> _Given request_
Go over the listing below line by line and tally those containing "pages". Give only the tally.

> _Provided records_
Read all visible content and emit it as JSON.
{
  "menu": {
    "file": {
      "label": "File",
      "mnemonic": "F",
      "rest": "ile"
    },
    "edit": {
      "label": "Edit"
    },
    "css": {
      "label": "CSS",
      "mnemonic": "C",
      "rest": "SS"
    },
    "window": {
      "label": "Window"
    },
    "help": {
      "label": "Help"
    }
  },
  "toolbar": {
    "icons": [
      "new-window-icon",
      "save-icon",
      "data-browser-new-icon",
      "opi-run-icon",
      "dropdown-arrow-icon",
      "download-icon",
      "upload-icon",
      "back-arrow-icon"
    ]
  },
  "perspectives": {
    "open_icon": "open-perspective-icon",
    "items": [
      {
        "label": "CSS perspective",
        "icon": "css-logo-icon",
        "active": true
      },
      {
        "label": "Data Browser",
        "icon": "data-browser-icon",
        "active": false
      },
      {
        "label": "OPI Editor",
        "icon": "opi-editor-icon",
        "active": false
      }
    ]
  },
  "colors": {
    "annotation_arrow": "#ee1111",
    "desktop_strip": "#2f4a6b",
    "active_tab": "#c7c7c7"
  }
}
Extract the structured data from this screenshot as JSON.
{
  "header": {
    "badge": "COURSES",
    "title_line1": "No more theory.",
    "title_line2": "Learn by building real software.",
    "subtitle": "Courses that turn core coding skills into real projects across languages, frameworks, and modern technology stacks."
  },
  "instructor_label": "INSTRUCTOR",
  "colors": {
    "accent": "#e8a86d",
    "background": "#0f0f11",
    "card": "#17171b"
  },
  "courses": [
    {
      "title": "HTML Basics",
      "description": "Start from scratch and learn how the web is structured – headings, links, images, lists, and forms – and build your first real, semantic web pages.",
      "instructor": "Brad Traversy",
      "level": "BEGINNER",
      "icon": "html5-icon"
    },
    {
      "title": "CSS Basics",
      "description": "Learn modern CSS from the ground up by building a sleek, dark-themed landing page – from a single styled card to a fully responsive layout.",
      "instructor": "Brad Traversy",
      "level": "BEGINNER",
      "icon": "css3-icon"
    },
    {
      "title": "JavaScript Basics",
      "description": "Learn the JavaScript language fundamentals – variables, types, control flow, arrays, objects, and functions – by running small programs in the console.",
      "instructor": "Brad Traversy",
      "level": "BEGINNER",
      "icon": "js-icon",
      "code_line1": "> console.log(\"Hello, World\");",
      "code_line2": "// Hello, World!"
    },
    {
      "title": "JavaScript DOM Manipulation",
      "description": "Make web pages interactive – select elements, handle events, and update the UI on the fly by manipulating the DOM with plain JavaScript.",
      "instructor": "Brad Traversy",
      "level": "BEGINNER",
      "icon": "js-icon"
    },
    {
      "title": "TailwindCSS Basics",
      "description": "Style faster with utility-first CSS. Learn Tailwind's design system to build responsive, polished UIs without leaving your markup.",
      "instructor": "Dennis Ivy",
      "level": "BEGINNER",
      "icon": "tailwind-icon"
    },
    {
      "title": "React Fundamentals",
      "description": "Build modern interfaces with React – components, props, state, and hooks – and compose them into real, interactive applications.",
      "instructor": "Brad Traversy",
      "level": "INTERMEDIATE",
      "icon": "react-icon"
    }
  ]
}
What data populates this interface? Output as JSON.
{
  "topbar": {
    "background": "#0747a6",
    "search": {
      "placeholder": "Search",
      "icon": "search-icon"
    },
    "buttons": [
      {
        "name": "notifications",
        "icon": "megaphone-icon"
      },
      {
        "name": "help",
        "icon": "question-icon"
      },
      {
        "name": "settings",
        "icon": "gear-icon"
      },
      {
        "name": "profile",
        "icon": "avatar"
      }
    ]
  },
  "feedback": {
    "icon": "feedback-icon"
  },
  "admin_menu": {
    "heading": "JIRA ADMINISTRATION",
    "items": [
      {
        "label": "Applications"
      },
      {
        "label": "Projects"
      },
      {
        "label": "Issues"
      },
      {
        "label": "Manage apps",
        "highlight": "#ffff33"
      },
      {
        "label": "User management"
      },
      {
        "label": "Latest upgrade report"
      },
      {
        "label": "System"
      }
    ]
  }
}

> _Task result_
2